▽

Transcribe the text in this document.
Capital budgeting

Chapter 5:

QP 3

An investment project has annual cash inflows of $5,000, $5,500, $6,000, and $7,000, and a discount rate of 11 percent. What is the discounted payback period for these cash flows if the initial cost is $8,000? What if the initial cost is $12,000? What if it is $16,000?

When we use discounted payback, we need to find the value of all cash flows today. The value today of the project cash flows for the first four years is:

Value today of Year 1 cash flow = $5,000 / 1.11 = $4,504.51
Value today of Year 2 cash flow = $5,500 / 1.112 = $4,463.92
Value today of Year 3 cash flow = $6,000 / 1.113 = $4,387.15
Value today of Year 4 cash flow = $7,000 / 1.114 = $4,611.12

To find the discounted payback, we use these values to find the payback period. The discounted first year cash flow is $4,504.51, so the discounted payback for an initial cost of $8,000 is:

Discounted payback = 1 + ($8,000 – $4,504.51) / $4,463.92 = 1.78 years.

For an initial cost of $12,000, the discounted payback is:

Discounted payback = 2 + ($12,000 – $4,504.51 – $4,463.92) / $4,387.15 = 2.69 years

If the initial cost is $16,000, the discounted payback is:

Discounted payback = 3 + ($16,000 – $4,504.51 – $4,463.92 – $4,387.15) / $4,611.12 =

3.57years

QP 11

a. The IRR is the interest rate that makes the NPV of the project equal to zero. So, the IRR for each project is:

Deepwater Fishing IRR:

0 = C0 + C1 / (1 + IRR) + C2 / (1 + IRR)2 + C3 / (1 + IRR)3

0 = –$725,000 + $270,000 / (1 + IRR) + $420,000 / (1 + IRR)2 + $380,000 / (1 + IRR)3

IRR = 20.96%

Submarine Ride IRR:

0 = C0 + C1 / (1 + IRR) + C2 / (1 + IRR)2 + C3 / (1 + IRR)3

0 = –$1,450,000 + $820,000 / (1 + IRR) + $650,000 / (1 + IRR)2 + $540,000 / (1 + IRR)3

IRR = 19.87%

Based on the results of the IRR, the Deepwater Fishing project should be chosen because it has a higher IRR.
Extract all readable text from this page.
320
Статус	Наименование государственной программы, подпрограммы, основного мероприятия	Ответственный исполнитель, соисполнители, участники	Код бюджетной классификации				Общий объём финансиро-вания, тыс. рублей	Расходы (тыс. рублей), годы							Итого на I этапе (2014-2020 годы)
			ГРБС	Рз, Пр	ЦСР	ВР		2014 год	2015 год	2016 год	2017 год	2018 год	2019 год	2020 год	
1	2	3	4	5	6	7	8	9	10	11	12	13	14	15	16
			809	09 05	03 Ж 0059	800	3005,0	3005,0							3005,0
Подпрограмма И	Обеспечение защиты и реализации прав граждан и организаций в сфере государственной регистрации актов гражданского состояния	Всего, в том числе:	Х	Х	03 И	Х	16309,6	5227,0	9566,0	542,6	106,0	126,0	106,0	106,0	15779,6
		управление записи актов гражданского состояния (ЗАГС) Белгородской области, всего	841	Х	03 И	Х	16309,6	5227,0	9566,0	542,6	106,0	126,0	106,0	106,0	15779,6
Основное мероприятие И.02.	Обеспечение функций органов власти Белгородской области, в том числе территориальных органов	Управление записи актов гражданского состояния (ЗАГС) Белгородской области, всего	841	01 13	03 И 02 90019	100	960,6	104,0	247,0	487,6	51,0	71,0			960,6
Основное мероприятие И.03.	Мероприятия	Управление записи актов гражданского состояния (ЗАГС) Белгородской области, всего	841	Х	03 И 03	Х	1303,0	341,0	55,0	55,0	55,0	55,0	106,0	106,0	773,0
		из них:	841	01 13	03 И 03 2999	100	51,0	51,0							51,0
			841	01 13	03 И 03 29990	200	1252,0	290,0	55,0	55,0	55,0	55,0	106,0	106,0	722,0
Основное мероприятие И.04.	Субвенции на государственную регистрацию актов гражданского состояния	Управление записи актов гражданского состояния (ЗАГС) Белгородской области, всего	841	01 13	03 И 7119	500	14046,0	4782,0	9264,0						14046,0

△

### GIVEN REQUEST
Reproduce exactly the lines from the one containing "Extract all readable text from this page." through the last line of the records above, including both, and nothing else.

### EXPECTED ANSWER
Extract all readable text from this page.
320
Статус	Наименование государственной программы, подпрограммы, основного мероприятия	Ответственный исполнитель, соисполнители, участники	Код бюджетной классификации				Общий объём финансиро-вания, тыс. рублей	Расходы (тыс. рублей), годы							Итого на I этапе (2014-2020 годы)
			ГРБС	Рз, Пр	ЦСР	ВР		2014 год	2015 год	2016 год	2017 год	2018 год	2019 год	2020 год	
1	2	3	4	5	6	7	8	9	10	11	12	13	14	15	16
			809	09 05	03 Ж 0059	800	3005,0	3005,0							3005,0
Подпрограмма И	Обеспечение защиты и реализации прав граждан и организаций в сфере государственной регистрации актов гражданского состояния	Всего, в том числе:	Х	Х	03 И	Х	16309,6	5227,0	9566,0	542,6	106,0	126,0	106,0	106,0	15779,6
		управление записи актов гражданского состояния (ЗАГС) Белгородской области, всего	841	Х	03 И	Х	16309,6	5227,0	9566,0	542,6	106,0	126,0	106,0	106,0	15779,6
Основное мероприятие И.02.	Обеспечение функций органов власти Белгородской области, в том числе территориальных органов	Управление записи актов гражданского состояния (ЗАГС) Белгородской области, всего	841	01 13	03 И 02 90019	100	960,6	104,0	247,0	487,6	51,0	71,0			960,6
Основное мероприятие И.03.	Мероприятия	Управление записи актов гражданского состояния (ЗАГС) Белгородской области, всего	841	Х	03 И 03	Х	1303,0	341,0	55,0	55,0	55,0	55,0	106,0	106,0	773,0
		из них:	841	01 13	03 И 03 2999	100	51,0	51,0							51,0
			841	01 13	03 И 03 29990	200	1252,0	290,0	55,0	55,0	55,0	55,0	106,0	106,0	722,0
Основное мероприятие И.04.	Субвенции на государственную регистрацию актов гражданского состояния	Управление записи актов гражданского состояния (ЗАГС) Белгородской области, всего	841	01 13	03 И 7119	500	14046,0	4782,0	9264,0						14046,0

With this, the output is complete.